> SUPPLIED ENTRIES:

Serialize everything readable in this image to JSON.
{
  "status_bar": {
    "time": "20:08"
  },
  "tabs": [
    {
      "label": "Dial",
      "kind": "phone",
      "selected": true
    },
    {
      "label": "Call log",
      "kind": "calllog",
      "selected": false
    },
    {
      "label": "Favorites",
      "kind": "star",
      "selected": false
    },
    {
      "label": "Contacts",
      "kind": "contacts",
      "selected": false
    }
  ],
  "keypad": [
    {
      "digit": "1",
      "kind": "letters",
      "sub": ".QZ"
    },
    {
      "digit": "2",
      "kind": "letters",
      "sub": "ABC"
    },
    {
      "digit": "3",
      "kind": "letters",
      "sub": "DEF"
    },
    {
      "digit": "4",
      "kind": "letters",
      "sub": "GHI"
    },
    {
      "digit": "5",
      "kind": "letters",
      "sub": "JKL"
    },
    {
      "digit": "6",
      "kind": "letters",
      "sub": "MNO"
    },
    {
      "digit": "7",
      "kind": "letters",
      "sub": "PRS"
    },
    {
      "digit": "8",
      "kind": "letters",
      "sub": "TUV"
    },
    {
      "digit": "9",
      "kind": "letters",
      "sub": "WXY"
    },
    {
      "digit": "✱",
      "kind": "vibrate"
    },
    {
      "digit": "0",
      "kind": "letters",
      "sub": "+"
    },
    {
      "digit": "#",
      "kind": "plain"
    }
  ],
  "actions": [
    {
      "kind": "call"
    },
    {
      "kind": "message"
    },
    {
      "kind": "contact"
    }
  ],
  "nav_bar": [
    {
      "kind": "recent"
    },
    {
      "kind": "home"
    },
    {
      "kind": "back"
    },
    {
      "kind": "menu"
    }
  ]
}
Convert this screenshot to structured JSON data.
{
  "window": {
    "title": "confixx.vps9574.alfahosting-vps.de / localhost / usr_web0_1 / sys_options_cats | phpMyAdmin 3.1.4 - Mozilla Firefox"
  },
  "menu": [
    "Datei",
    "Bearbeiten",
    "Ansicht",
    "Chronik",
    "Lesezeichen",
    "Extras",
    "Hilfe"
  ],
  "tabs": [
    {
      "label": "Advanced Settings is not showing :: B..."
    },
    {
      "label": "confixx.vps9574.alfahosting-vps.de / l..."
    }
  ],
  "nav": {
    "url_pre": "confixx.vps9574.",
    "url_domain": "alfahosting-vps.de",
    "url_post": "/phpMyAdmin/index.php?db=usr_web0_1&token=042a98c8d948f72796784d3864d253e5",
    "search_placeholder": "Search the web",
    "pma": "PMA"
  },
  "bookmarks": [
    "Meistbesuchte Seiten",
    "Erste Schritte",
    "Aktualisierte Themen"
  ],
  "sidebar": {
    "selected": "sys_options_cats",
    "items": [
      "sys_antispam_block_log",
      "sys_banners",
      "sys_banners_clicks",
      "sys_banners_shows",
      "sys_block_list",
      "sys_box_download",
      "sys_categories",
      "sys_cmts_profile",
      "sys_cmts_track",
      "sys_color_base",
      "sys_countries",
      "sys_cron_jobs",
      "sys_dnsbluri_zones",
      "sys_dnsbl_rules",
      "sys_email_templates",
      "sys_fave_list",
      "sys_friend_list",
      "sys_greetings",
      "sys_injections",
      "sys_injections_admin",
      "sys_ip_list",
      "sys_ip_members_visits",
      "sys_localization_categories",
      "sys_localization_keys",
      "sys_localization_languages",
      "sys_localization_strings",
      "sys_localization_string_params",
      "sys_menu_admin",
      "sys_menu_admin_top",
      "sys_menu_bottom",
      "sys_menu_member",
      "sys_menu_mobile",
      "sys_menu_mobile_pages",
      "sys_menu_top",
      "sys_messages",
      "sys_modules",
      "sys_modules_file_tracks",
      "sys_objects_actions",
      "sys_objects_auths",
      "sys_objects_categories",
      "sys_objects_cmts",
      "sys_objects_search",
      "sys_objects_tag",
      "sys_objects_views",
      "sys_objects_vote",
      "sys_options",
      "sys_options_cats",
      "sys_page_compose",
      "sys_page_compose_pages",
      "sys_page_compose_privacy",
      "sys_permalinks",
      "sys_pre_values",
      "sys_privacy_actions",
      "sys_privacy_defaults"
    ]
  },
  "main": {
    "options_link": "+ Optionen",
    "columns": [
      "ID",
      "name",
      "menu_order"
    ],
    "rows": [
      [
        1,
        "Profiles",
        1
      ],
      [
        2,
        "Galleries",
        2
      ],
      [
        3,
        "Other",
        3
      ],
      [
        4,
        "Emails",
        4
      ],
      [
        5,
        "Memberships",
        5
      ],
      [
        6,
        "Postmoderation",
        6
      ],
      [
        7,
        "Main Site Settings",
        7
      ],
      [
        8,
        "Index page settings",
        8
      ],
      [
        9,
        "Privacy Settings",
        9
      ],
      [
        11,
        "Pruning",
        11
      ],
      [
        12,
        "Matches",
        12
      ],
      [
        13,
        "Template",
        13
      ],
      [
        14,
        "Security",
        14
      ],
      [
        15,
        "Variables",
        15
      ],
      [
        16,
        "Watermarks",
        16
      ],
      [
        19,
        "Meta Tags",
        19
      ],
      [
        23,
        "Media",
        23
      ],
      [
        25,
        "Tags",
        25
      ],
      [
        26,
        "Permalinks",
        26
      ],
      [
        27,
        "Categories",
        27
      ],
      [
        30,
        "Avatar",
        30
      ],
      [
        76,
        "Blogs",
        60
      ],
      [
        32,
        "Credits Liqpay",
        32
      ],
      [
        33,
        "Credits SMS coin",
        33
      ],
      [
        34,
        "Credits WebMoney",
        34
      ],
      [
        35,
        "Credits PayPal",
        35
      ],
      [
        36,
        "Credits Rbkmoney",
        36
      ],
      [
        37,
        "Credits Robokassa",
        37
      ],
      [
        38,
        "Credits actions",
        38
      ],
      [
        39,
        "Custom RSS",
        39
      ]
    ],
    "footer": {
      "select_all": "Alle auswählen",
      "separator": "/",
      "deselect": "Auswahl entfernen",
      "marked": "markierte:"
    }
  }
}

> GIVEN REQUEST: Count the lines of the material that include the word "label", then state only the total.

> THE SOLUTION: 6